_STATED PROBLEM_
Provide an exact transcription of all the records.

##### DATA EXTRACT #####

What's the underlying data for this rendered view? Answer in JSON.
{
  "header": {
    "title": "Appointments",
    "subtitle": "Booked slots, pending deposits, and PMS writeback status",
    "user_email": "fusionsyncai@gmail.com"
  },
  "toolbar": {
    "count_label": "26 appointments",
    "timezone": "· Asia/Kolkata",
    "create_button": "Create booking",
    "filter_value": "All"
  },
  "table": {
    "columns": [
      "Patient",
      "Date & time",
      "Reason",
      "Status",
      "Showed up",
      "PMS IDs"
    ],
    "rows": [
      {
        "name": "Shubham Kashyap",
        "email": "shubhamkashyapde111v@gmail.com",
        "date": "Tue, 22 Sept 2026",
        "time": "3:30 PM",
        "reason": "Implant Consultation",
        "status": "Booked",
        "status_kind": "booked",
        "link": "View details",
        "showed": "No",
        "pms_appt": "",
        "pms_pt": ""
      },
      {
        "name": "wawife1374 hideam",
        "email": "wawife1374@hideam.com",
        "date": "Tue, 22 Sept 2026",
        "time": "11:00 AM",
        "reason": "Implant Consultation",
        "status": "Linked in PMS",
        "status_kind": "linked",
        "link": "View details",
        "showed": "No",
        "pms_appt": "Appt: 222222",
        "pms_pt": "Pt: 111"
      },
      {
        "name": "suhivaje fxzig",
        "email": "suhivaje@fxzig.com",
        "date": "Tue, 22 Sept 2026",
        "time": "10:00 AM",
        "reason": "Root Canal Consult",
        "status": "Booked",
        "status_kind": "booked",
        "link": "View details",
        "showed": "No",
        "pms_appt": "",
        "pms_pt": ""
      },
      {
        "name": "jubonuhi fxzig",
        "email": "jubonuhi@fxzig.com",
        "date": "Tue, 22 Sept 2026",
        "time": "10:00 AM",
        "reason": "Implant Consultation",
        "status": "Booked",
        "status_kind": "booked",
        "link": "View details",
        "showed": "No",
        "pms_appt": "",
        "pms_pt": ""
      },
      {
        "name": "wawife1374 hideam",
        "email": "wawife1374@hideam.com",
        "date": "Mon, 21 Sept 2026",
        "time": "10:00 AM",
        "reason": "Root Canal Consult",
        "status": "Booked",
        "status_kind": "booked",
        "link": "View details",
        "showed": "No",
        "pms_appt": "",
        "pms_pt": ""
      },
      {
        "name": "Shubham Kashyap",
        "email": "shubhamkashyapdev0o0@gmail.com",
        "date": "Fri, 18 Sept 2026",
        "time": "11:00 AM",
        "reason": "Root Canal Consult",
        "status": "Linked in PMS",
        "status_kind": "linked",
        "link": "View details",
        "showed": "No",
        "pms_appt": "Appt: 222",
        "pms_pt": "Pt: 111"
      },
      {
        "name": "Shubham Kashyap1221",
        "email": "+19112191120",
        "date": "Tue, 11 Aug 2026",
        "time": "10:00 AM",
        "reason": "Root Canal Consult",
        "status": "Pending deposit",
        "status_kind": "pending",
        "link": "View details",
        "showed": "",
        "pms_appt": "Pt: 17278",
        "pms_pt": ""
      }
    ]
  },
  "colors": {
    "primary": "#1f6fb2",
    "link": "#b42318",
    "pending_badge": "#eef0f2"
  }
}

#####

_WORKED SOLUTION_
What's the underlying data for this rendered view? Answer in JSON.
{
  "header": {
    "title": "Appointments",
    "subtitle": "Booked slots, pending deposits, and PMS writeback status",
    "user_email": "fusionsyncai@gmail.com"
  },
  "toolbar": {
    "count_label": "26 appointments",
    "timezone": "· Asia/Kolkata",
    "create_button": "Create booking",
    "filter_value": "All"
  },
  "table": {
    "columns": [
      "Patient",
      "Date & time",
      "Reason",
      "Status",
      "Showed up",
      "PMS IDs"
    ],
    "rows": [
      {
        "name": "Shubham Kashyap",
        "email": "shubhamkashyapde111v@gmail.com",
        "date": "Tue, 22 Sept 2026",
        "time": "3:30 PM",
        "reason": "Implant Consultation",
        "status": "Booked",
        "status_kind": "booked",
        "link": "View details",
        "showed": "No",
        "pms_appt": "",
        "pms_pt": ""
      },
      {
        "name": "wawife1374 hideam",
        "email": "wawife1374@hideam.com",
        "date": "Tue, 22 Sept 2026",
        "time": "11:00 AM",
        "reason": "Implant Consultation",
        "status": "Linked in PMS",
        "status_kind": "linked",
        "link": "View details",
        "showed": "No",
        "pms_appt": "Appt: 222222",
        "pms_pt": "Pt: 111"
      },
      {
        "name": "suhivaje fxzig",
        "email": "suhivaje@fxzig.com",
        "date": "Tue, 22 Sept 2026",
        "time": "10:00 AM",
        "reason": "Root Canal Consult",
        "status": "Booked",
        "status_kind": "booked",
        "link": "View details",
        "showed": "No",
        "pms_appt": "",
        "pms_pt": ""
      },
      {
        "name": "jubonuhi fxzig",
        "email": "jubonuhi@fxzig.com",
        "date": "Tue, 22 Sept 2026",
        "time": "10:00 AM",
        "reason": "Implant Consultation",
        "status": "Booked",
        "status_kind": "booked",
        "link": "View details",
        "showed": "No",
        "pms_appt": "",
        "pms_pt": ""
      },
      {
        "name": "wawife1374 hideam",
        "email": "wawife1374@hideam.com",
        "date": "Mon, 21 Sept 2026",
        "time": "10:00 AM",
        "reason": "Root Canal Consult",
        "status": "Booked",
        "status_kind": "booked",
        "link": "View details",
        "showed": "No",
        "pms_appt": "",
        "pms_pt": ""
      },
      {
        "name": "Shubham Kashyap",
        "email": "shubhamkashyapdev0o0@gmail.com",
        "date": "Fri, 18 Sept 2026",
        "time": "11:00 AM",
        "reason": "Root Canal Consult",
        "status": "Linked in PMS",
        "status_kind": "linked",
        "link": "View details",
        "showed": "No",
        "pms_appt": "Appt: 222",
        "pms_pt": "Pt: 111"
      },
      {
        "name": "Shubham Kashyap1221",
        "email": "+19112191120",
        "date": "Tue, 11 Aug 2026",
        "time": "10:00 AM",
        "reason": "Root Canal Consult",
        "status": "Pending deposit",
        "status_kind": "pending",
        "link": "View details",
        "showed": "",
        "pms_appt": "Pt: 17278",
        "pms_pt": ""
      }
    ]
  },
  "colors": {
    "primary": "#1f6fb2",
    "link": "#b42318",
    "pending_badge": "#eef0f2"
  }
}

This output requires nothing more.